■ Problem statement ■
Print a faithful copy of the data below, word for word, with the pictures left out.

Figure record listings
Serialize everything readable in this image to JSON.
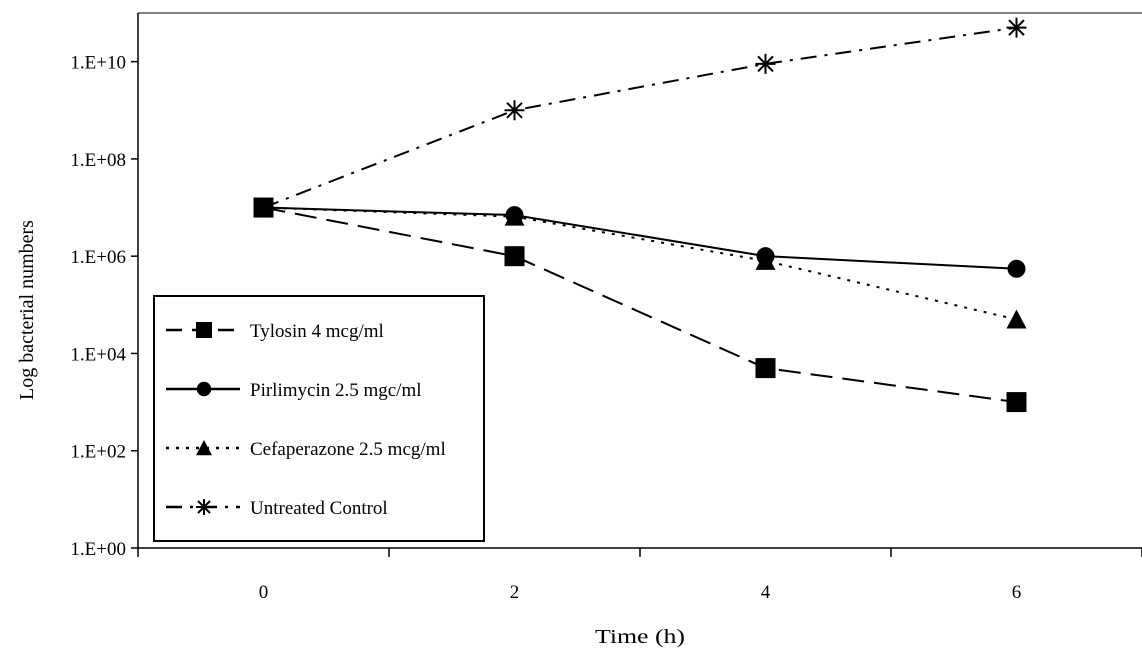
{
  "chart_data": {
    "type": "line",
    "title": "",
    "xlabel": "Time (h)",
    "ylabel": "Log bacterial numbers",
    "x": [
      0,
      2,
      4,
      6
    ],
    "xlim": [
      -1,
      7
    ],
    "ylim": [
      1,
      100000000000.0
    ],
    "y_scale": "log",
    "y_ticks": [
      {
        "value": 1,
        "label": "1.E+00"
      },
      {
        "value": 100,
        "label": "1.E+02"
      },
      {
        "value": 10000,
        "label": "1.E+04"
      },
      {
        "value": 1000000,
        "label": "1.E+06"
      },
      {
        "value": 100000000,
        "label": "1.E+08"
      },
      {
        "value": 10000000000,
        "label": "1.E+10"
      }
    ],
    "x_ticks": [
      {
        "value": 0,
        "label": "0"
      },
      {
        "value": 2,
        "label": "2"
      },
      {
        "value": 4,
        "label": "4"
      },
      {
        "value": 6,
        "label": "6"
      }
    ],
    "grid": false,
    "legend_position": "bottom-left",
    "series": [
      {
        "name": "Tylosin 4 mcg/ml",
        "marker": "square",
        "line_style": "dashed",
        "values": [
          10000000,
          1000000,
          5000,
          1000
        ]
      },
      {
        "name": "Pirlimycin 2.5 mgc/ml",
        "marker": "circle",
        "line_style": "solid",
        "values": [
          10000000,
          7000000,
          1000000,
          550000
        ]
      },
      {
        "name": "Cefaperazone 2.5 mcg/ml",
        "marker": "triangle",
        "line_style": "dotted",
        "values": [
          10000000,
          6500000,
          800000,
          50000
        ]
      },
      {
        "name": "Untreated Control",
        "marker": "asterisk",
        "line_style": "dash-dot",
        "values": [
          10000000,
          1000000000,
          9000000000,
          50000000000
        ]
      }
    ]
  }
}
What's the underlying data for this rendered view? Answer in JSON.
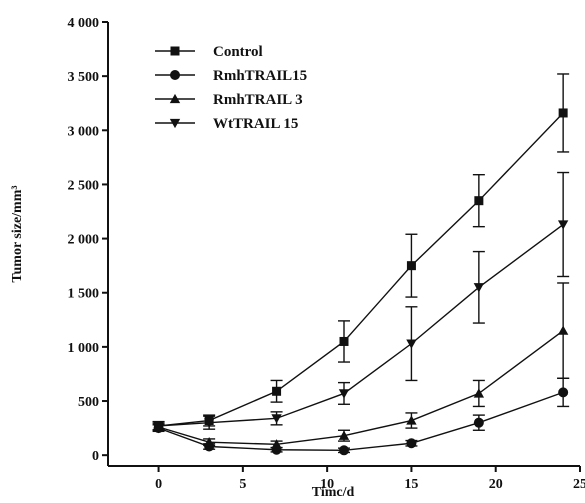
{
  "chart_data": {
    "type": "line",
    "title": "",
    "xlabel": "Timc/d",
    "ylabel": "Tumor size/mm³",
    "xlim": [
      -3,
      25
    ],
    "ylim": [
      -100,
      4000
    ],
    "x_ticks": [
      0,
      5,
      10,
      15,
      20,
      25
    ],
    "y_ticks": [
      0,
      500,
      1000,
      1500,
      2000,
      2500,
      3000,
      3500,
      4000
    ],
    "x_tick_labels": [
      "0",
      "5",
      "10",
      "15",
      "20",
      "25"
    ],
    "y_tick_labels": [
      "0",
      "500",
      "1 000",
      "1 500",
      "2 000",
      "2 500",
      "3 000",
      "3 500",
      "4 000"
    ],
    "grid": false,
    "legend_position": "top-left",
    "colors": {
      "line": "#111111",
      "background": "#ffffff"
    },
    "series": [
      {
        "name": "Control",
        "marker": "square",
        "x": [
          0,
          3,
          7,
          11,
          15,
          19,
          24
        ],
        "y": [
          270,
          320,
          590,
          1050,
          1750,
          2350,
          3160
        ],
        "error": [
          40,
          50,
          100,
          190,
          290,
          240,
          360
        ]
      },
      {
        "name": "RmhTRAIL15",
        "marker": "circle",
        "x": [
          0,
          3,
          7,
          11,
          15,
          19,
          24
        ],
        "y": [
          250,
          80,
          50,
          45,
          110,
          300,
          580
        ],
        "error": [
          30,
          25,
          20,
          20,
          25,
          70,
          130
        ]
      },
      {
        "name": "RmhTRAIL 3",
        "marker": "triangle-up",
        "x": [
          0,
          3,
          7,
          11,
          15,
          19,
          24
        ],
        "y": [
          260,
          120,
          100,
          180,
          320,
          570,
          1150
        ],
        "error": [
          30,
          30,
          30,
          50,
          70,
          120,
          440
        ]
      },
      {
        "name": "WtTRAIL 15",
        "marker": "triangle-down",
        "x": [
          0,
          3,
          7,
          11,
          15,
          19,
          24
        ],
        "y": [
          270,
          300,
          340,
          570,
          1030,
          1550,
          2130
        ],
        "error": [
          35,
          60,
          60,
          100,
          340,
          330,
          480
        ]
      }
    ]
  }
}
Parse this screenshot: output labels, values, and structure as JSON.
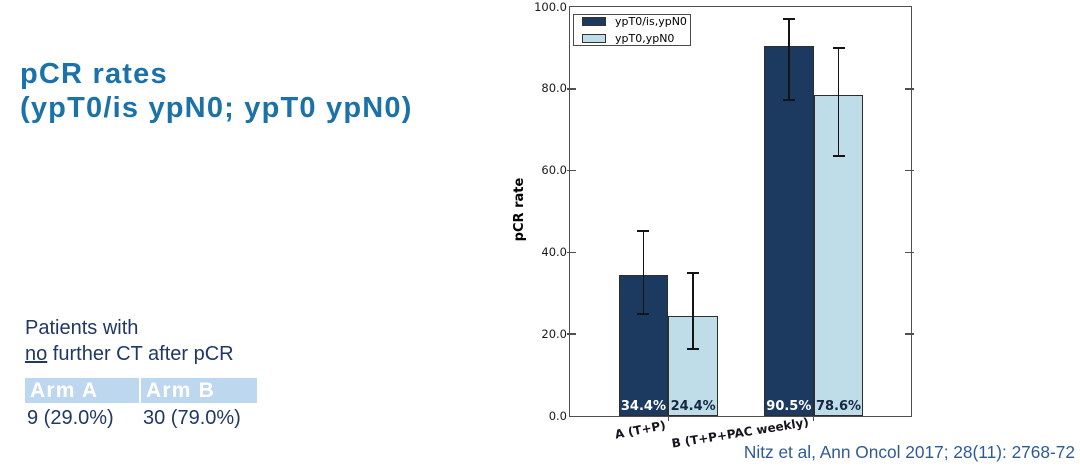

■ Response for this exercise ■
Serialize everything readable in this image to JSON.
{
  "chart_data": {
    "type": "line",
    "title": "",
    "xlabel": "Time (h)",
    "ylabel": "Log bacterial numbers",
    "x": [
      0,
      2,
      4,
      6
    ],
    "xlim": [
      -1,
      7
    ],
    "ylim": [
      1,
      100000000000.0
    ],
    "y_scale": "log",
    "y_ticks": [
      {
        "value": 1,
        "label": "1.E+00"
      },
      {
        "value": 100,
        "label": "1.E+02"
      },
      {
        "value": 10000,
        "label": "1.E+04"
      },
      {
        "value": 1000000,
        "label": "1.E+06"
      },
      {
        "value": 100000000,
        "label": "1.E+08"
      },
      {
        "value": 10000000000,
        "label": "1.E+10"
      }
    ],
    "x_ticks": [
      {
        "value": 0,
        "label": "0"
      },
      {
        "value": 2,
        "label": "2"
      },
      {
        "value": 4,
        "label": "4"
      },
      {
        "value": 6,
        "label": "6"
      }
    ],
    "grid": false,
    "legend_position": "bottom-left",
    "series": [
      {
        "name": "Tylosin 4 mcg/ml",
        "marker": "square",
        "line_style": "dashed",
        "values": [
          10000000,
          1000000,
          5000,
          1000
        ]
      },
      {
        "name": "Pirlimycin 2.5 mgc/ml",
        "marker": "circle",
        "line_style": "solid",
        "values": [
          10000000,
          7000000,
          1000000,
          550000
        ]
      },
      {
        "name": "Cefaperazone 2.5 mcg/ml",
        "marker": "triangle",
        "line_style": "dotted",
        "values": [
          10000000,
          6500000,
          800000,
          50000
        ]
      },
      {
        "name": "Untreated Control",
        "marker": "asterisk",
        "line_style": "dash-dot",
        "values": [
          10000000,
          1000000000,
          9000000000,
          50000000000
        ]
      }
    ]
  }
}
What's the underlying data for this rendered view? Answer in JSON.
{
  "chart_data": {
    "type": "line",
    "title": "",
    "xlabel": "Timc/d",
    "ylabel": "Tumor size/mm³",
    "xlim": [
      -3,
      25
    ],
    "ylim": [
      -100,
      4000
    ],
    "x_ticks": [
      0,
      5,
      10,
      15,
      20,
      25
    ],
    "y_ticks": [
      0,
      500,
      1000,
      1500,
      2000,
      2500,
      3000,
      3500,
      4000
    ],
    "x_tick_labels": [
      "0",
      "5",
      "10",
      "15",
      "20",
      "25"
    ],
    "y_tick_labels": [
      "0",
      "500",
      "1 000",
      "1 500",
      "2 000",
      "2 500",
      "3 000",
      "3 500",
      "4 000"
    ],
    "grid": false,
    "legend_position": "top-left",
    "colors": {
      "line": "#111111",
      "background": "#ffffff"
    },
    "series": [
      {
        "name": "Control",
        "marker": "square",
        "x": [
          0,
          3,
          7,
          11,
          15,
          19,
          24
        ],
        "y": [
          270,
          320,
          590,
          1050,
          1750,
          2350,
          3160
        ],
        "error": [
          40,
          50,
          100,
          190,
          290,
          240,
          360
        ]
      },
      {
        "name": "RmhTRAIL15",
        "marker": "circle",
        "x": [
          0,
          3,
          7,
          11,
          15,
          19,
          24
        ],
        "y": [
          250,
          80,
          50,
          45,
          110,
          300,
          580
        ],
        "error": [
          30,
          25,
          20,
          20,
          25,
          70,
          130
        ]
      },
      {
        "name": "RmhTRAIL 3",
        "marker": "triangle-up",
        "x": [
          0,
          3,
          7,
          11,
          15,
          19,
          24
        ],
        "y": [
          260,
          120,
          100,
          180,
          320,
          570,
          1150
        ],
        "error": [
          30,
          30,
          30,
          50,
          70,
          120,
          440
        ]
      },
      {
        "name": "WtTRAIL 15",
        "marker": "triangle-down",
        "x": [
          0,
          3,
          7,
          11,
          15,
          19,
          24
        ],
        "y": [
          270,
          300,
          340,
          570,
          1030,
          1550,
          2130
        ],
        "error": [
          35,
          60,
          60,
          100,
          340,
          330,
          480
        ]
      }
    ]
  }
}
Parse this screenshot: output labels, values, and structure as JSON.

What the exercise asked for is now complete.